(Stored data)
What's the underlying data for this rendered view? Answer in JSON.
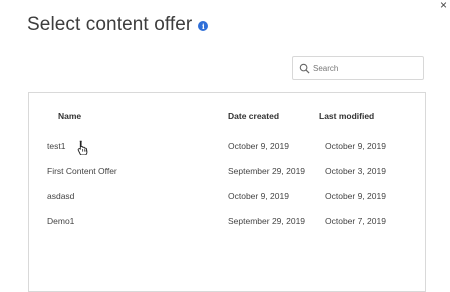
{
  "dialog": {
    "title": "Select content offer",
    "info_icon": "info-icon",
    "close_icon": "close-icon",
    "close_glyph": "×"
  },
  "search": {
    "placeholder": "Search",
    "icon": "search-icon"
  },
  "table": {
    "columns": [
      "Name",
      "Date created",
      "Last modified"
    ],
    "rows": [
      {
        "name": "test1",
        "created": "October 9, 2019",
        "modified": "October 9, 2019"
      },
      {
        "name": "First Content Offer",
        "created": "September 29, 2019",
        "modified": "October 3, 2019"
      },
      {
        "name": "asdasd",
        "created": "October 9, 2019",
        "modified": "October 9, 2019"
      },
      {
        "name": "Demo1",
        "created": "September 29, 2019",
        "modified": "October 7, 2019"
      }
    ]
  },
  "colors": {
    "accent": "#2f6fd8",
    "border": "#d9d9d9",
    "text": "#444444"
  }
}
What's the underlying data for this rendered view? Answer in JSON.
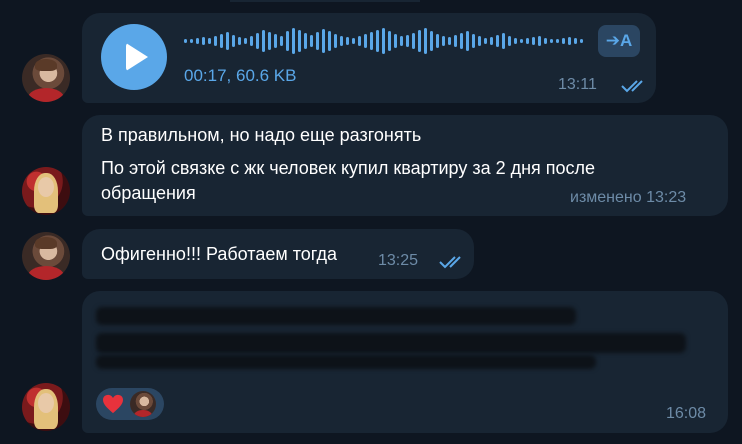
{
  "messages": [
    {
      "type": "voice",
      "duration_size": "00:17, 60.6 KB",
      "time": "13:11",
      "translate_label": "➔A",
      "icons": {
        "play": "play-icon",
        "status": "double-check-icon",
        "translate": "translate-icon"
      }
    },
    {
      "type": "text",
      "lines": [
        "В правильном, но надо еще разгонять",
        "По этой связке с жк человек купил квартиру за 2 дня после",
        "обращения"
      ],
      "meta": "изменено 13:23"
    },
    {
      "type": "text",
      "text": "Офигенно!!! Работаем тогда",
      "time": "13:25",
      "status_icon": "double-check-icon"
    },
    {
      "type": "redacted",
      "time": "16:08",
      "reaction": {
        "emoji_icon": "heart-icon",
        "user_icon": "avatar"
      }
    }
  ],
  "colors": {
    "background": "#0e1621",
    "bubble": "#182533",
    "accent": "#5aa7e8",
    "meta": "#6d8ba7",
    "reaction_bg": "#2b4662"
  }
}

◆ INSTRUCTION
Quote all of the entries word for word, omitting any pictures.

◆ WRITTEN RESPONSE
What's the underlying data for this rendered view? Answer in JSON.
{
  "dialog": {
    "title": "Select content offer",
    "info_icon": "info-icon",
    "close_icon": "close-icon",
    "close_glyph": "×"
  },
  "search": {
    "placeholder": "Search",
    "icon": "search-icon"
  },
  "table": {
    "columns": [
      "Name",
      "Date created",
      "Last modified"
    ],
    "rows": [
      {
        "name": "test1",
        "created": "October 9, 2019",
        "modified": "October 9, 2019"
      },
      {
        "name": "First Content Offer",
        "created": "September 29, 2019",
        "modified": "October 3, 2019"
      },
      {
        "name": "asdasd",
        "created": "October 9, 2019",
        "modified": "October 9, 2019"
      },
      {
        "name": "Demo1",
        "created": "September 29, 2019",
        "modified": "October 7, 2019"
      }
    ]
  },
  "colors": {
    "accent": "#2f6fd8",
    "border": "#d9d9d9",
    "text": "#444444"
  }
}
What's the underlying data for this rendered view? Answer in JSON.
{
  "messages": [
    {
      "type": "voice",
      "duration_size": "00:17, 60.6 KB",
      "time": "13:11",
      "translate_label": "➔A",
      "icons": {
        "play": "play-icon",
        "status": "double-check-icon",
        "translate": "translate-icon"
      }
    },
    {
      "type": "text",
      "lines": [
        "В правильном, но надо еще разгонять",
        "По этой связке с жк человек купил квартиру за 2 дня после",
        "обращения"
      ],
      "meta": "изменено 13:23"
    },
    {
      "type": "text",
      "text": "Офигенно!!! Работаем тогда",
      "time": "13:25",
      "status_icon": "double-check-icon"
    },
    {
      "type": "redacted",
      "time": "16:08",
      "reaction": {
        "emoji_icon": "heart-icon",
        "user_icon": "avatar"
      }
    }
  ],
  "colors": {
    "background": "#0e1621",
    "bubble": "#182533",
    "accent": "#5aa7e8",
    "meta": "#6d8ba7",
    "reaction_bg": "#2b4662"
  }
}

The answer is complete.